> **Exercise brief**
Copy nothing but the text: reproduce each line of the listing exactly and leave the pictures out.

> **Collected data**
┄┄┄┄┄┄┄┄┄┄

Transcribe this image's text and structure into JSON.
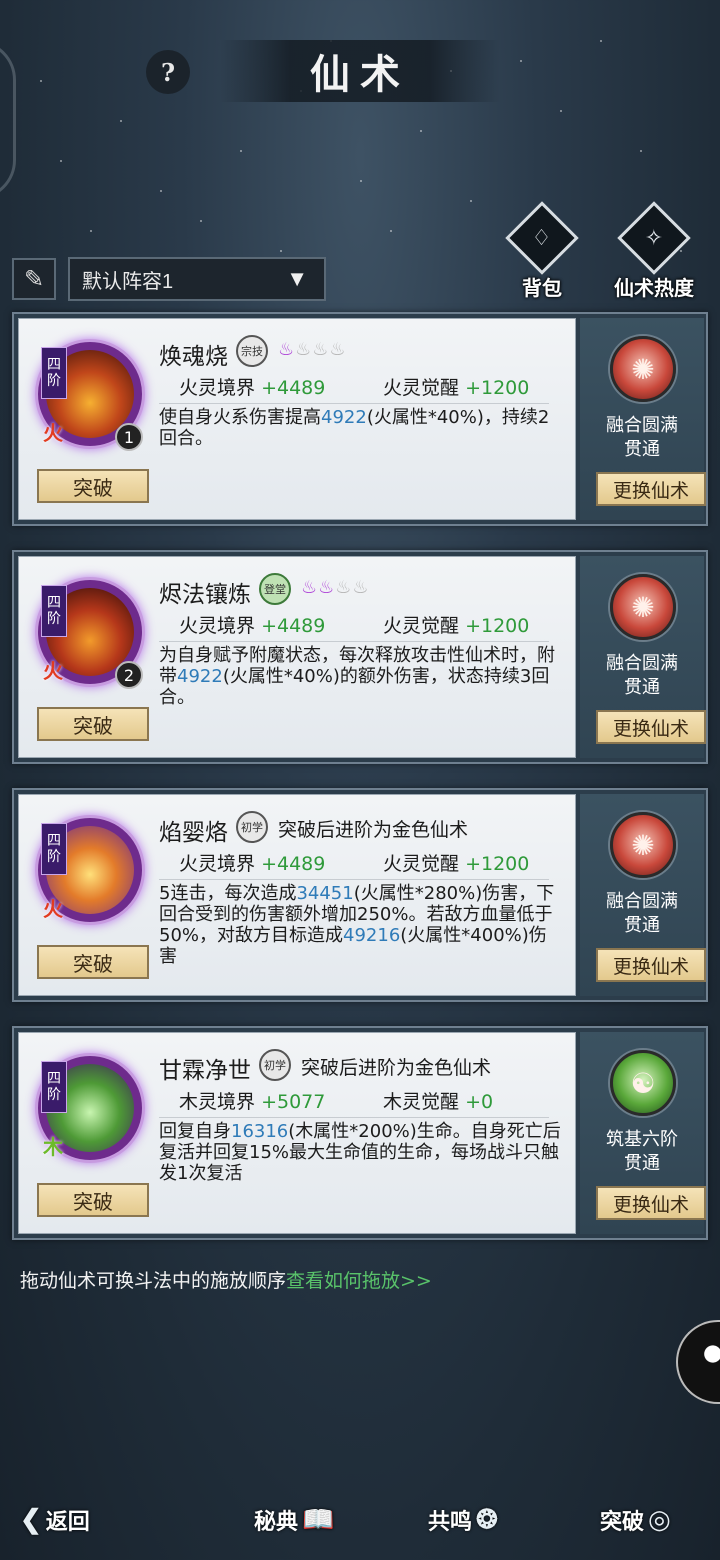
{
  "header": {
    "help_label": "?",
    "title": "仙术"
  },
  "lineup": {
    "brush_icon": "brush-icon",
    "selected": "默认阵容1"
  },
  "top_actions": [
    {
      "label": "背包",
      "icon": "bag-icon"
    },
    {
      "label": "仙术热度",
      "icon": "book-flame-icon"
    }
  ],
  "cards": [
    {
      "tier": [
        "四",
        "阶"
      ],
      "element": "火",
      "order": "1",
      "name": "焕魂烧",
      "rank": "宗技",
      "flames_on": 1,
      "flames_total": 4,
      "advance_note": "",
      "stat1_label": "火灵境界",
      "stat1_value": "+4489",
      "stat2_label": "火灵觉醒",
      "stat2_value": "+1200",
      "desc": [
        {
          "t": "使自身火系伤害提高"
        },
        {
          "t": "4922",
          "n": true
        },
        {
          "t": "(火属性*40%)，持续2回合。"
        }
      ],
      "break_label": "突破",
      "fusion_line1": "融合圆满",
      "fusion_line2": "贯通",
      "swap_label": "更换仙术"
    },
    {
      "tier": [
        "四",
        "阶"
      ],
      "element": "火",
      "order": "2",
      "name": "烬法镶炼",
      "rank": "登堂",
      "flames_on": 2,
      "flames_total": 4,
      "advance_note": "",
      "stat1_label": "火灵境界",
      "stat1_value": "+4489",
      "stat2_label": "火灵觉醒",
      "stat2_value": "+1200",
      "desc": [
        {
          "t": "为自身赋予附魔状态，每次释放攻击性仙术时，附带"
        },
        {
          "t": "4922",
          "n": true
        },
        {
          "t": "(火属性*40%)的额外伤害，状态持续3回合。"
        }
      ],
      "break_label": "突破",
      "fusion_line1": "融合圆满",
      "fusion_line2": "贯通",
      "swap_label": "更换仙术"
    },
    {
      "tier": [
        "四",
        "阶"
      ],
      "element": "火",
      "order": "",
      "name": "焰婴烙",
      "rank": "初学",
      "flames_on": 0,
      "flames_total": 0,
      "advance_note": "突破后进阶为金色仙术",
      "stat1_label": "火灵境界",
      "stat1_value": "+4489",
      "stat2_label": "火灵觉醒",
      "stat2_value": "+1200",
      "desc": [
        {
          "t": "5连击，每次造成"
        },
        {
          "t": "34451",
          "n": true
        },
        {
          "t": "(火属性*280%)伤害，下回合受到的伤害额外增加250%。若敌方血量低于50%，对敌方目标造成"
        },
        {
          "t": "49216",
          "n": true
        },
        {
          "t": "(火属性*400%)伤害"
        }
      ],
      "break_label": "突破",
      "fusion_line1": "融合圆满",
      "fusion_line2": "贯通",
      "swap_label": "更换仙术"
    },
    {
      "tier": [
        "四",
        "阶"
      ],
      "element": "木",
      "order": "",
      "name": "甘霖净世",
      "rank": "初学",
      "flames_on": 0,
      "flames_total": 0,
      "advance_note": "突破后进阶为金色仙术",
      "stat1_label": "木灵境界",
      "stat1_value": "+5077",
      "stat2_label": "木灵觉醒",
      "stat2_value": "+0",
      "desc": [
        {
          "t": "回复自身"
        },
        {
          "t": "16316",
          "n": true
        },
        {
          "t": "(木属性*200%)生命。自身死亡后复活并回复15%最大生命值的生命，每场战斗只触发1次复活"
        }
      ],
      "break_label": "突破",
      "fusion_line1": "筑基六阶",
      "fusion_line2": "贯通",
      "swap_label": "更换仙术"
    }
  ],
  "tip": {
    "text": "拖动仙术可换斗法中的施放顺序",
    "link": "查看如何拖放>>"
  },
  "bottom_nav": [
    {
      "label": "返回",
      "icon": "back-arrow-icon"
    },
    {
      "label": "秘典",
      "icon": "open-book-icon"
    },
    {
      "label": "共鸣",
      "icon": "swirl-icon"
    },
    {
      "label": "突破",
      "icon": "spiral-icon"
    }
  ]
}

┄┄┄┄┄┄┄┄┄┄

> **Result of this task**
Transcribe this image's text and structure into JSON.
{
  "header": {
    "help_label": "?",
    "title": "仙术"
  },
  "lineup": {
    "brush_icon": "brush-icon",
    "selected": "默认阵容1"
  },
  "top_actions": [
    {
      "label": "背包",
      "icon": "bag-icon"
    },
    {
      "label": "仙术热度",
      "icon": "book-flame-icon"
    }
  ],
  "cards": [
    {
      "tier": [
        "四",
        "阶"
      ],
      "element": "火",
      "order": "1",
      "name": "焕魂烧",
      "rank": "宗技",
      "flames_on": 1,
      "flames_total": 4,
      "advance_note": "",
      "stat1_label": "火灵境界",
      "stat1_value": "+4489",
      "stat2_label": "火灵觉醒",
      "stat2_value": "+1200",
      "desc": [
        {
          "t": "使自身火系伤害提高"
        },
        {
          "t": "4922",
          "n": true
        },
        {
          "t": "(火属性*40%)，持续2回合。"
        }
      ],
      "break_label": "突破",
      "fusion_line1": "融合圆满",
      "fusion_line2": "贯通",
      "swap_label": "更换仙术"
    },
    {
      "tier": [
        "四",
        "阶"
      ],
      "element": "火",
      "order": "2",
      "name": "烬法镶炼",
      "rank": "登堂",
      "flames_on": 2,
      "flames_total": 4,
      "advance_note": "",
      "stat1_label": "火灵境界",
      "stat1_value": "+4489",
      "stat2_label": "火灵觉醒",
      "stat2_value": "+1200",
      "desc": [
        {
          "t": "为自身赋予附魔状态，每次释放攻击性仙术时，附带"
        },
        {
          "t": "4922",
          "n": true
        },
        {
          "t": "(火属性*40%)的额外伤害，状态持续3回合。"
        }
      ],
      "break_label": "突破",
      "fusion_line1": "融合圆满",
      "fusion_line2": "贯通",
      "swap_label": "更换仙术"
    },
    {
      "tier": [
        "四",
        "阶"
      ],
      "element": "火",
      "order": "",
      "name": "焰婴烙",
      "rank": "初学",
      "flames_on": 0,
      "flames_total": 0,
      "advance_note": "突破后进阶为金色仙术",
      "stat1_label": "火灵境界",
      "stat1_value": "+4489",
      "stat2_label": "火灵觉醒",
      "stat2_value": "+1200",
      "desc": [
        {
          "t": "5连击，每次造成"
        },
        {
          "t": "34451",
          "n": true
        },
        {
          "t": "(火属性*280%)伤害，下回合受到的伤害额外增加250%。若敌方血量低于50%，对敌方目标造成"
        },
        {
          "t": "49216",
          "n": true
        },
        {
          "t": "(火属性*400%)伤害"
        }
      ],
      "break_label": "突破",
      "fusion_line1": "融合圆满",
      "fusion_line2": "贯通",
      "swap_label": "更换仙术"
    },
    {
      "tier": [
        "四",
        "阶"
      ],
      "element": "木",
      "order": "",
      "name": "甘霖净世",
      "rank": "初学",
      "flames_on": 0,
      "flames_total": 0,
      "advance_note": "突破后进阶为金色仙术",
      "stat1_label": "木灵境界",
      "stat1_value": "+5077",
      "stat2_label": "木灵觉醒",
      "stat2_value": "+0",
      "desc": [
        {
          "t": "回复自身"
        },
        {
          "t": "16316",
          "n": true
        },
        {
          "t": "(木属性*200%)生命。自身死亡后复活并回复15%最大生命值的生命，每场战斗只触发1次复活"
        }
      ],
      "break_label": "突破",
      "fusion_line1": "筑基六阶",
      "fusion_line2": "贯通",
      "swap_label": "更换仙术"
    }
  ],
  "tip": {
    "text": "拖动仙术可换斗法中的施放顺序",
    "link": "查看如何拖放>>"
  },
  "bottom_nav": [
    {
      "label": "返回",
      "icon": "back-arrow-icon"
    },
    {
      "label": "秘典",
      "icon": "open-book-icon"
    },
    {
      "label": "共鸣",
      "icon": "swirl-icon"
    },
    {
      "label": "突破",
      "icon": "spiral-icon"
    }
  ]
}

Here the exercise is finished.